--- Passage provided ---

>> START

Energy Secretary Zenaida Monsada did not confirm the arbitration case as of press time, but sources said the agency’s legal department and the Office of the Solicitor General were now handling the arbitration case.

Monsada said in a recent interview the matter was still with CoA.  “CoA has not replied to the MR [motion for reconsideration] of DoE,” she said.

CoA ruled in May that service contractors’ payment of income tax for the Malampaya project should not be included in the government’s 60-percent share in Malampaya royalties.

The Energy Department, however, warned that imposing the P53.14-billion income taxes on Malampaya contractors would send a wrong signal to investors.

The department said in a 30-page motion for reconsideration the CoA decision “sent a very wrong signal to the existing and future petroleum exploration investors in the country.”

It said petroleum exploration, especially offshore, involves great risk, huge capital and high technical capability and foreign investors decide where to put their money based on “the certainty and stability of investment rules and regulatory regime of a country.”

“The trust and confidence of foreign investors in the stability and certainty of our investment laws and regulations that the government, for a long period of time, has painstakingly built and nurtured, has been greatly damaged,” it said.

“In the face of this tight competition with other countries for foreign investors, the Philippines, if it is to achieve its aim of energy security and incidentally, overall economic progress, needs to discover other Malampaya by intensifying the exploration and production of its indigenous petroleum resources,” it said.

The department said a stable and sufficient supply of energy was one of the primary requisites to attain sustainable economic development.

“What the Philippines needs is a continued investment in petroleum exploration and development and convince those already existing investors in the country to remain and stay for the long haul notwithstanding the domestic difficulties and challenges they have to face,” it said.

The department said the CiA decision would do more have than good to the country over the long-term.

“Right now, it has created anxiety, uncertainty and overall negative attitude towards the country not only in SC 38 contractors and stakeholders but in other existing and prospective investors,” it said.

>> END

Items from a dataset:
>> START

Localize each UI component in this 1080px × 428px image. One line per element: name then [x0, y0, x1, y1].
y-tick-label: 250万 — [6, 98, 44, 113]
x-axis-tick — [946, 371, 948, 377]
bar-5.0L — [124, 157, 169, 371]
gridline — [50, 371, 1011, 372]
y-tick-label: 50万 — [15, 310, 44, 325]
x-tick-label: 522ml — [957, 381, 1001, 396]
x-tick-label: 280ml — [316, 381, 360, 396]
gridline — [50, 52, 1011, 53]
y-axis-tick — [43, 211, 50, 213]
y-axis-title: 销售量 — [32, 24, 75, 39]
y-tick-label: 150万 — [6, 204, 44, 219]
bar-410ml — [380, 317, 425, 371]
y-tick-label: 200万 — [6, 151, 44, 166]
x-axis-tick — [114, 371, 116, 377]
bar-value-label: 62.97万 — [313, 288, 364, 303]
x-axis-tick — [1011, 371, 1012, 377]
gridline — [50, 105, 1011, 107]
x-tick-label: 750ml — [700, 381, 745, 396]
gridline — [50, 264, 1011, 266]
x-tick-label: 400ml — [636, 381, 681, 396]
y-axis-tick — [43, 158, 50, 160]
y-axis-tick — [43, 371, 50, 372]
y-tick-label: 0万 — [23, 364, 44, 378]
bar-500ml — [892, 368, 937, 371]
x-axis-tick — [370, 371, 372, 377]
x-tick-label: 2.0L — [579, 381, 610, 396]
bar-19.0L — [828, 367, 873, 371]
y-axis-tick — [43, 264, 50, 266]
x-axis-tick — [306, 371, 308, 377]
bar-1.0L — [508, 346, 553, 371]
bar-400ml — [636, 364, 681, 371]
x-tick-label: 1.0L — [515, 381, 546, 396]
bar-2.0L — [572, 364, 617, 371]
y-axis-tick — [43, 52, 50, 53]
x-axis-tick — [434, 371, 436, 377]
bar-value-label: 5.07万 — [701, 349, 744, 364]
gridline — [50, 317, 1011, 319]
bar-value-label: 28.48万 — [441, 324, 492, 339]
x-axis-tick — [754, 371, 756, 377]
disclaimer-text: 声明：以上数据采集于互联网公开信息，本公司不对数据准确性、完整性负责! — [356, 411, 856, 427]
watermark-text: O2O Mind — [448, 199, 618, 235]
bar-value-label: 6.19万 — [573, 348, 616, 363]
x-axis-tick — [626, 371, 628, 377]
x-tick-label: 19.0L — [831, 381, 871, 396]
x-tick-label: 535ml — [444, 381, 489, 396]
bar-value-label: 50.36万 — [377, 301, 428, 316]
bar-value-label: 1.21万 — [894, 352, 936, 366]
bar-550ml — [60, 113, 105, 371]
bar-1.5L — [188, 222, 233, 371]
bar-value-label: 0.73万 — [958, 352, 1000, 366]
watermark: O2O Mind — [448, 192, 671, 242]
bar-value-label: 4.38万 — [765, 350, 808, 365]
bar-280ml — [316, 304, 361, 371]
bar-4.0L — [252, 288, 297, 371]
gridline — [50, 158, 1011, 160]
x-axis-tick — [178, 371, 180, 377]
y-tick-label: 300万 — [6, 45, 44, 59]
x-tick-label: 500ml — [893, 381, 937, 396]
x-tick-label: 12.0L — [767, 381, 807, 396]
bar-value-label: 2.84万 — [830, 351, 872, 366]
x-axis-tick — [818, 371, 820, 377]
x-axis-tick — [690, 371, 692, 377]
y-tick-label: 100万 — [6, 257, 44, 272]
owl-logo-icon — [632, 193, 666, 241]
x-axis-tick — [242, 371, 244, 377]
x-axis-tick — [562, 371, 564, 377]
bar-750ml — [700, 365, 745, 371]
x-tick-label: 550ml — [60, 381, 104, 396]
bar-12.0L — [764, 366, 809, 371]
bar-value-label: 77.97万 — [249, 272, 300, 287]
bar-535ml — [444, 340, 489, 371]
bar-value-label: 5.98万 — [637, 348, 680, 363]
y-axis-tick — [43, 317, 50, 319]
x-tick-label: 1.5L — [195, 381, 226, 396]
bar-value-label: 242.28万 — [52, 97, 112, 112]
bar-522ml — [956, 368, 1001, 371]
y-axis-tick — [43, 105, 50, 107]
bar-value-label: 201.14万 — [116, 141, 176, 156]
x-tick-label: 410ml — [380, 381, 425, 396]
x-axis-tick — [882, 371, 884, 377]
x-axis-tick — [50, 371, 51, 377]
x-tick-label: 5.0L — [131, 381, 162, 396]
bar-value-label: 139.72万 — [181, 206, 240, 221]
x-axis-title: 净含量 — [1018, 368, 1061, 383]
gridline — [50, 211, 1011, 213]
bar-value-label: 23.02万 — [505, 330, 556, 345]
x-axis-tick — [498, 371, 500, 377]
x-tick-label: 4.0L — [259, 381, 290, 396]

>> END

--- Stated task 1 ---
Edit the Malampaya passage from "Monsada said in" to "signal to investors.", replacing "Energy Department" with "DoE".
--- Stated task 2 ---
In the Malampaya passage, how many pages long was the Energy Department's motion for reconsideration?

--- Task solution 1 ---
Monsada said in a recent interview the matter was still with CoA.  “CoA has not replied to the MR [motion for reconsideration] of DoE,” she said.

CoA ruled in May that service contractors’ payment of income tax for the Malampaya project should not be included in the government’s 60-percent share in Malampaya royalties.

The DoE, however, warned that imposing the P53.14-billion income taxes on Malampaya contractors would send a wrong signal to investors.

--- Task solution 2 ---
It was 30 pages long.